>> begin

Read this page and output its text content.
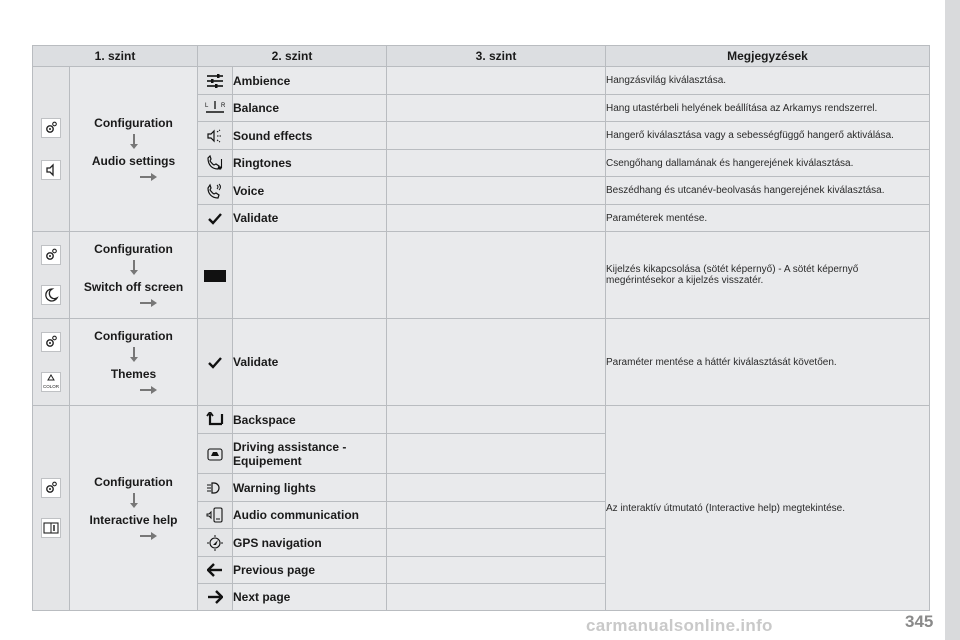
1. szint		2. szint		3. szint	Megjegyzések

Configuration
Audio settings		Ambience		Hangzásvilág kiválasztása.

L R	Balance		Hang utastérbeli helyének beállítása az Arkamys rendszerrel.
	Sound effects		Hangerő kiválasztása vagy a sebességfüggő hangerő aktiválása.
	Ringtones		Csengőhang dallamának és hangerejének kiválasztása.
	Voice		Beszédhang és utcanév-beolvasás hangerejének kiválasztása.
	Validate		Paraméterek mentése.

Configuration
Switch off screen				Kijelzés kikapcsolása (sötét képernyő) - A sötét képernyő megérintésekor a kijelzés visszatér.

COLOR	Configuration
Themes		Validate		Paraméter mentése a háttér kiválasztását követően.

Configuration
Interactive help		Backspace		Az interaktív útmutató (Interactive help) megtekintése.
	Driving assistance - Equipement		
	Warning lights		
	Audio communication		
	GPS navigation		
	Previous page		
	Next page		
carmanualsonline.info	345
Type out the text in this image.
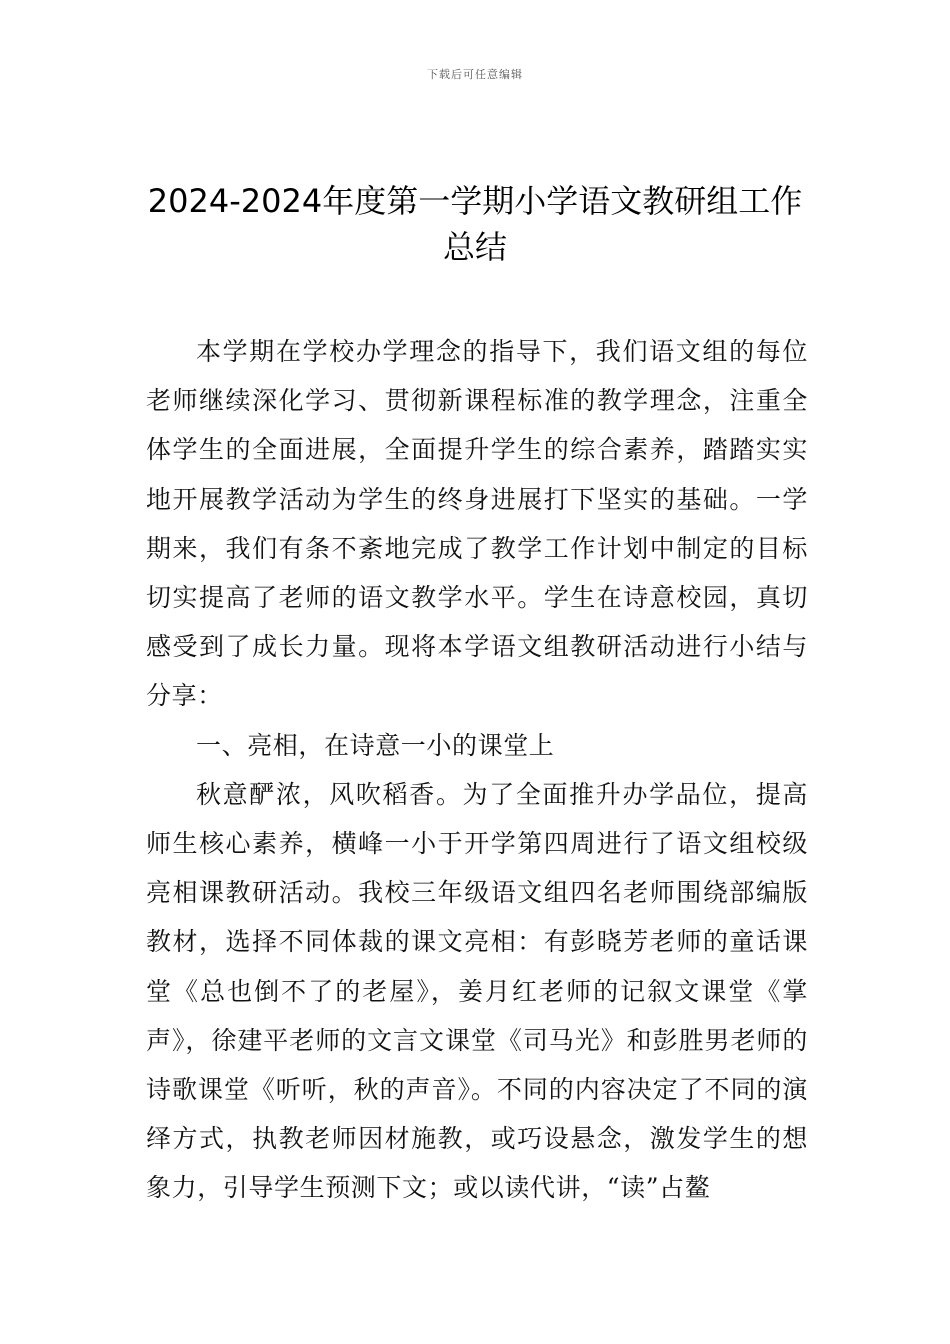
下载后可任意编辑
2024-2024年度第一学期小学语文教研组工作总结

本学期在学校办学理念的指导下，我们语文组的每位老师继续深化学习、贯彻新课程标准的教学理念，注重全体学生的全面进展，全面提升学生的综合素养，踏踏实实地开展教学活动为学生的终身进展打下坚实的基础。一学期来，我们有条不紊地完成了教学工作计划中制定的目标切实提高了老师的语文教学水平。学生在诗意校园，真切感受到了成长力量。现将本学语文组教研活动进行小结与分享：

一、亮相，在诗意一小的课堂上

秋意酽浓，风吹稻香。为了全面推升办学品位，提高师生核心素养，横峰一小于开学第四周进行了语文组校级亮相课教研活动。我校三年级语文组四名老师围绕部编版教材，选择不同体裁的课文亮相：有彭晓芳老师的童话课堂《总也倒不了的老屋》，姜月红老师的记叙文课堂《掌声》，徐建平老师的文言文课堂《司马光》和彭胜男老师的诗歌课堂《听听，秋的声音》。不同的内容决定了不同的演绎方式，执教老师因材施教，或巧设悬念，激发学生的想象力，引导学生预测下文；或以读代讲，“读”占鳌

>> end

What is being asked ::
Repeat the listing in full and exactly. Do not include any images.

The response ::
Read this page and output its text content.
1. szint		2. szint		3. szint	Megjegyzések

Configuration
Audio settings		Ambience		Hangzásvilág kiválasztása.

L R	Balance		Hang utastérbeli helyének beállítása az Arkamys rendszerrel.
	Sound effects		Hangerő kiválasztása vagy a sebességfüggő hangerő aktiválása.
	Ringtones		Csengőhang dallamának és hangerejének kiválasztása.
	Voice		Beszédhang és utcanév-beolvasás hangerejének kiválasztása.
	Validate		Paraméterek mentése.

Configuration
Switch off screen				Kijelzés kikapcsolása (sötét képernyő) - A sötét képernyő megérintésekor a kijelzés visszatér.

COLOR	Configuration
Themes		Validate		Paraméter mentése a háttér kiválasztását követően.

Configuration
Interactive help		Backspace		Az interaktív útmutató (Interactive help) megtekintése.
	Driving assistance - Equipement		
	Warning lights		
	Audio communication		
	GPS navigation		
	Previous page		
	Next page		
carmanualsonline.info	345
Type out the text in this image.
下载后可任意编辑
2024-2024年度第一学期小学语文教研组工作总结

本学期在学校办学理念的指导下，我们语文组的每位老师继续深化学习、贯彻新课程标准的教学理念，注重全体学生的全面进展，全面提升学生的综合素养，踏踏实实地开展教学活动为学生的终身进展打下坚实的基础。一学期来，我们有条不紊地完成了教学工作计划中制定的目标切实提高了老师的语文教学水平。学生在诗意校园，真切感受到了成长力量。现将本学语文组教研活动进行小结与分享：

一、亮相，在诗意一小的课堂上

秋意酽浓，风吹稻香。为了全面推升办学品位，提高师生核心素养，横峰一小于开学第四周进行了语文组校级亮相课教研活动。我校三年级语文组四名老师围绕部编版教材，选择不同体裁的课文亮相：有彭晓芳老师的童话课堂《总也倒不了的老屋》，姜月红老师的记叙文课堂《掌声》，徐建平老师的文言文课堂《司马光》和彭胜男老师的诗歌课堂《听听，秋的声音》。不同的内容决定了不同的演绎方式，执教老师因材施教，或巧设悬念，激发学生的想象力，引导学生预测下文；或以读代讲，“读”占鳌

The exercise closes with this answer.